▶ [WHAT IS ASKED] From the listing below, pull out every line where the string "Cremeweiß" appears.

[Items from a dataset]
===

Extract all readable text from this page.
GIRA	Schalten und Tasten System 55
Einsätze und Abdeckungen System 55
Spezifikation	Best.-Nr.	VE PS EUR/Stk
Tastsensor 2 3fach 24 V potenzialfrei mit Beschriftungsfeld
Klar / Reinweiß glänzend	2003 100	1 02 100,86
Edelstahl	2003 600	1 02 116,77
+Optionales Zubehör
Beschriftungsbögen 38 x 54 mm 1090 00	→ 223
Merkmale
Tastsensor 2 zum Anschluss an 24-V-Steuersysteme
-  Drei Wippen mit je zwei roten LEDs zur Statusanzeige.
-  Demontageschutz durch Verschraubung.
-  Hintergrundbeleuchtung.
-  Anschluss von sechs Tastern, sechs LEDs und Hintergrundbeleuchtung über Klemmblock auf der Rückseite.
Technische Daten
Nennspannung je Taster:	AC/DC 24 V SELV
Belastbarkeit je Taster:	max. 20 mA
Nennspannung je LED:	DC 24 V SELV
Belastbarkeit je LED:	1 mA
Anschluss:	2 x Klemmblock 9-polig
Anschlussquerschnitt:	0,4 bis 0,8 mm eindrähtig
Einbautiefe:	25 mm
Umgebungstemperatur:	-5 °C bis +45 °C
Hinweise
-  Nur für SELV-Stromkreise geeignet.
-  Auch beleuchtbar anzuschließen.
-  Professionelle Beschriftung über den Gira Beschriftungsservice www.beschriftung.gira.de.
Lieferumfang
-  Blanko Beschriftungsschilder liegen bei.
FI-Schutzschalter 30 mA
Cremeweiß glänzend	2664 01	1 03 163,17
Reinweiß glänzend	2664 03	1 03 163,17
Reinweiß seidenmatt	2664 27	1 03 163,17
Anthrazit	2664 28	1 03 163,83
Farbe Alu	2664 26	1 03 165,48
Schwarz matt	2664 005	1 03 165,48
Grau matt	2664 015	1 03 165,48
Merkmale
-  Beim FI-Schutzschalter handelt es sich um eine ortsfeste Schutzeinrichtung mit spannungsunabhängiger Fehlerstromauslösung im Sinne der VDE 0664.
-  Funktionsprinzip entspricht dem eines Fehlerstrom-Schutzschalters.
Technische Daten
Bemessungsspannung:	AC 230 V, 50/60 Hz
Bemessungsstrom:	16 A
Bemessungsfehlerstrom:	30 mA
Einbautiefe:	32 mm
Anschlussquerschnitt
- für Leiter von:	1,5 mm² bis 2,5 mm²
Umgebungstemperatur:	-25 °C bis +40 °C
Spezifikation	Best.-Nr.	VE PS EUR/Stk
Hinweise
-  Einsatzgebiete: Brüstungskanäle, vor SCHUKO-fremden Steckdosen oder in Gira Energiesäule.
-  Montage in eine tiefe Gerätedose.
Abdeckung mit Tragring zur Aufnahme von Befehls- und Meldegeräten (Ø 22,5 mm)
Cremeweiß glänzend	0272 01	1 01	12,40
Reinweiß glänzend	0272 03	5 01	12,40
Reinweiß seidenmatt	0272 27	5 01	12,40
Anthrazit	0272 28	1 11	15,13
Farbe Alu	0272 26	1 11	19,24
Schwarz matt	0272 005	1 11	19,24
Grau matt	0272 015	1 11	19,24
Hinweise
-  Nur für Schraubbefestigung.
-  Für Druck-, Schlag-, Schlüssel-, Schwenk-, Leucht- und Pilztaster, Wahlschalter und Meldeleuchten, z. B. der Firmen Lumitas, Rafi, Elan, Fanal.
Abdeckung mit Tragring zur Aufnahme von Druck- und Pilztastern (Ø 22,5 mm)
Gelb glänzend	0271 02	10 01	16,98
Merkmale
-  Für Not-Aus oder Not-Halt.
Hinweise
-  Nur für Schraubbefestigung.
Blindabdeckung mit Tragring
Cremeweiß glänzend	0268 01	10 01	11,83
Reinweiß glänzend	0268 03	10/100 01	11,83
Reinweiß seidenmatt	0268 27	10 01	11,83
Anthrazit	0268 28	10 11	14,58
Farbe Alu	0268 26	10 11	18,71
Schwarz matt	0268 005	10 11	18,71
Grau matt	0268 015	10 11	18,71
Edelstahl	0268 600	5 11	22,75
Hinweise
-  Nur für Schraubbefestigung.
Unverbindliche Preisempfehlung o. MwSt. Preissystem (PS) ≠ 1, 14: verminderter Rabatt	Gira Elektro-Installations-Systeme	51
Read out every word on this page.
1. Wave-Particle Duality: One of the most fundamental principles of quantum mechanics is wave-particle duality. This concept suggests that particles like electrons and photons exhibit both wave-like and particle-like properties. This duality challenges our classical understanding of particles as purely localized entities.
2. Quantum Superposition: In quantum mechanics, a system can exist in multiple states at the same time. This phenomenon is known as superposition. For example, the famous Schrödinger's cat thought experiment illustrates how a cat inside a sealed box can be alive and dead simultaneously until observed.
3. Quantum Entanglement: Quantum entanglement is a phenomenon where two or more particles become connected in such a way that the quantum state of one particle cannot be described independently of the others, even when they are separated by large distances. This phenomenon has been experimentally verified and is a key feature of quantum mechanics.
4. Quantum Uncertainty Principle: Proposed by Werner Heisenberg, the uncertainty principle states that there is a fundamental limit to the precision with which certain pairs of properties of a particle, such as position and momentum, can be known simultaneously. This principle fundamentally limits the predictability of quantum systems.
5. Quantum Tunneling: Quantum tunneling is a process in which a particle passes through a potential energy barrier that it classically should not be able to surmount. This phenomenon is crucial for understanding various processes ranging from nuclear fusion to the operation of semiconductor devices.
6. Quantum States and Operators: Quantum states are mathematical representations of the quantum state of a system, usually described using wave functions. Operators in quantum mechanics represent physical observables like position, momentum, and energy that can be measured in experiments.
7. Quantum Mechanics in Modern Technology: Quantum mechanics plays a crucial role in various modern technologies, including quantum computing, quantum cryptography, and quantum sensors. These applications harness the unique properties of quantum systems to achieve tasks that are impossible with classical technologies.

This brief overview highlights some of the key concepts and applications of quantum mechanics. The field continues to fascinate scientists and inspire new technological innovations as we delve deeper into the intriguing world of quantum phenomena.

===

▶ [WRITTEN SOLUTION]
Cremeweiß glänzend	2664 01	1 03 163,17
Cremeweiß glänzend	0272 01	1 01	12,40
Cremeweiß glänzend	0268 01	10 01	11,83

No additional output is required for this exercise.